**Passage shown:**
----

Fairfield has two kinds of PFAS-contaminated wells: the 210 that fail Maine’s drinking water standards and another 110 that comply with Maine’s safety criterion but fall short of strict new federal standards adopted last year for public water supplies.

The wells that exceed Maine’s standards — which caps PFAS limits at 20 parts per trillion, or ppt, for a combination of six chemicals — get a state-funded water filtration system, which can cost between $3,400 and $15,600 to install, depending on the amount of pre-treatment and protection of the filters required.

Those that meet state standards but fall short of federal ones — which cap two of the most harmful forever chemicals at no more than 4 ppt each and four others at 10 ppt each — are left to fend for themselves because the state said it must save its dwindling PFAS fund for those facing the highest risk.

To understand these numbers, imagine an above-ground swimming pool, measuring 20 feet across, 4 feet deep, and holding about 10,000 gallons. Maine allows 20 drops spread out over 1,000 such swimming pools, compared to the 4 drops allowed by federal regulators.

DEP is spending $600,000 a year to keep Fairfield’s water filtration systems running, but the money is running out, according to Victoria Eleftheriou, DEP’s deputy director of waste management. In a few years, she said, residents will have to assume these costs, which could reach $7,000 a year.

The bill, LD 1111, was submitted by Rep. Shelley Rudnicki, R-Fairfield, who lives in one of Fairfield’s hot zones but whose house was the last on her street to already be connected to the public water supply provided by the Kennebec Water District. She said her neighbors deserve that same peace of mind.

----

Collected data
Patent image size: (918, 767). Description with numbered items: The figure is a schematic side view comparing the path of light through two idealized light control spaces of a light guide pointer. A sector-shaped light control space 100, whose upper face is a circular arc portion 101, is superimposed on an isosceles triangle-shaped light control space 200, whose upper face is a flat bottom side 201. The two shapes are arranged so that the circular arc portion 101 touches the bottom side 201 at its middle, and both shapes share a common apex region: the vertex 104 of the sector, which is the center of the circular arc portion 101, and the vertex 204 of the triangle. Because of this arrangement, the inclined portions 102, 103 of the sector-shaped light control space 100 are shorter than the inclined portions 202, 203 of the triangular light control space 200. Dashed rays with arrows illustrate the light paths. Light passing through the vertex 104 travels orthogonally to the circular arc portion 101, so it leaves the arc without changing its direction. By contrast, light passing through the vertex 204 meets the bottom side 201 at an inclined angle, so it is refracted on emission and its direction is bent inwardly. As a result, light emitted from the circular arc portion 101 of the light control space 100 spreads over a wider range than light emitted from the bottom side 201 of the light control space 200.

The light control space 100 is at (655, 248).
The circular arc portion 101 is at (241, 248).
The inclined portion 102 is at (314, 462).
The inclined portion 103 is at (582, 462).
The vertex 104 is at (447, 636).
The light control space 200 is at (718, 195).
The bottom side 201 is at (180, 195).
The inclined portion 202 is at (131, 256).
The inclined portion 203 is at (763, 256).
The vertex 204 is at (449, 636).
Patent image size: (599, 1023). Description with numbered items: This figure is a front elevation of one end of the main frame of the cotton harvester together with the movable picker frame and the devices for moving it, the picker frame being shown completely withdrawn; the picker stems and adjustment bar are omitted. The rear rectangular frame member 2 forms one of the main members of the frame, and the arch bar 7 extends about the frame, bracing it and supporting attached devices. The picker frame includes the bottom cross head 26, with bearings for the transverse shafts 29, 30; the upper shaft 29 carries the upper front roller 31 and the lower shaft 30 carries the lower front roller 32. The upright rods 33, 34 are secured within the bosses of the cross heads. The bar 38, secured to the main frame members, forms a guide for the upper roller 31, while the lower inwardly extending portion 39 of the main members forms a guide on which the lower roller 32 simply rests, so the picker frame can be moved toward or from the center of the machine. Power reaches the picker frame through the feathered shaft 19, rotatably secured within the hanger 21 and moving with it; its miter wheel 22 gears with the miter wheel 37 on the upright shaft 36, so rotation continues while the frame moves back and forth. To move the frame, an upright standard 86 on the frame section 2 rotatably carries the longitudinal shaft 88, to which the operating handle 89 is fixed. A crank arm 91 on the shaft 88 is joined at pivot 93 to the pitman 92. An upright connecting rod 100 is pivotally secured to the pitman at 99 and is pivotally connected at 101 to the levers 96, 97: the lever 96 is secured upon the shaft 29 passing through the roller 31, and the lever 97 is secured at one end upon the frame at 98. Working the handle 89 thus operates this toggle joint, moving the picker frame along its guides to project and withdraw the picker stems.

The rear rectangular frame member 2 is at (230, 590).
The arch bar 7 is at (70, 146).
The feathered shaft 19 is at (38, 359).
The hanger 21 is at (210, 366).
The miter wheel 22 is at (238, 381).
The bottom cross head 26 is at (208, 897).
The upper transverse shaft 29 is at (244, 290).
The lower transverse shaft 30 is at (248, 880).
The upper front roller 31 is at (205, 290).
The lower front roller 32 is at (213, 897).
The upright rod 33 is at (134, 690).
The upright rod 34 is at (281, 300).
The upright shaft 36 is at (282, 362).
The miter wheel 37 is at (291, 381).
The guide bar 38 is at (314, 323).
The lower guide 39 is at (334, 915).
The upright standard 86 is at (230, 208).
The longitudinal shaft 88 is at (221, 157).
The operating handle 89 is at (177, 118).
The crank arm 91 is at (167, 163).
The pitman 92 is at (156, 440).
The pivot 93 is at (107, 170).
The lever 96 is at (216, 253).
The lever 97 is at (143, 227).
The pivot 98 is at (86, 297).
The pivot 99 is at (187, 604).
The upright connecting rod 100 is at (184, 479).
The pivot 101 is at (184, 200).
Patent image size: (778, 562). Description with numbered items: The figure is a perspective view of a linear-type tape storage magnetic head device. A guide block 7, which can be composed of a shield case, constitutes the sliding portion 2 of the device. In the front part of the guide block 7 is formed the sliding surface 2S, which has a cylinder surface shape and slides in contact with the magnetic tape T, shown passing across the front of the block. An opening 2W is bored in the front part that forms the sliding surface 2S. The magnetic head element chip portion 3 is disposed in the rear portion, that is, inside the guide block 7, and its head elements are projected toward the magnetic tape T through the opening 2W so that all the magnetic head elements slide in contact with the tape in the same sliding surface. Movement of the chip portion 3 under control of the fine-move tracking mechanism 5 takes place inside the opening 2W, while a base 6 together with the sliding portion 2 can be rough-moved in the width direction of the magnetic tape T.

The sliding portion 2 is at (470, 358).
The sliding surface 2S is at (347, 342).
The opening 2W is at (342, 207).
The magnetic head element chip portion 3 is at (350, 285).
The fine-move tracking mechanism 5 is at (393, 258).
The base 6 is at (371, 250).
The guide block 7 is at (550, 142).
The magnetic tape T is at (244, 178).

----

**Task instructions:** Repeat verbatim the portion of the passage on PFAS-contaminated wells in Fairfield that starts with "To understand these" and continues through "peace of mind.".

**Task output:**
To understand these numbers, imagine an above-ground swimming pool, measuring 20 feet across, 4 feet deep, and holding about 10,000 gallons. Maine allows 20 drops spread out over 1,000 such swimming pools, compared to the 4 drops allowed by federal regulators.

DEP is spending $600,000 a year to keep Fairfield’s water filtration systems running, but the money is running out, according to Victoria Eleftheriou, DEP’s deputy director of waste management. In a few years, she said, residents will have to assume these costs, which could reach $7,000 a year.

The bill, LD 1111, was submitted by Rep. Shelley Rudnicki, R-Fairfield, who lives in one of Fairfield’s hot zones but whose house was the last on her street to already be connected to the public water supply provided by the Kennebec Water District. She said her neighbors deserve that same peace of mind.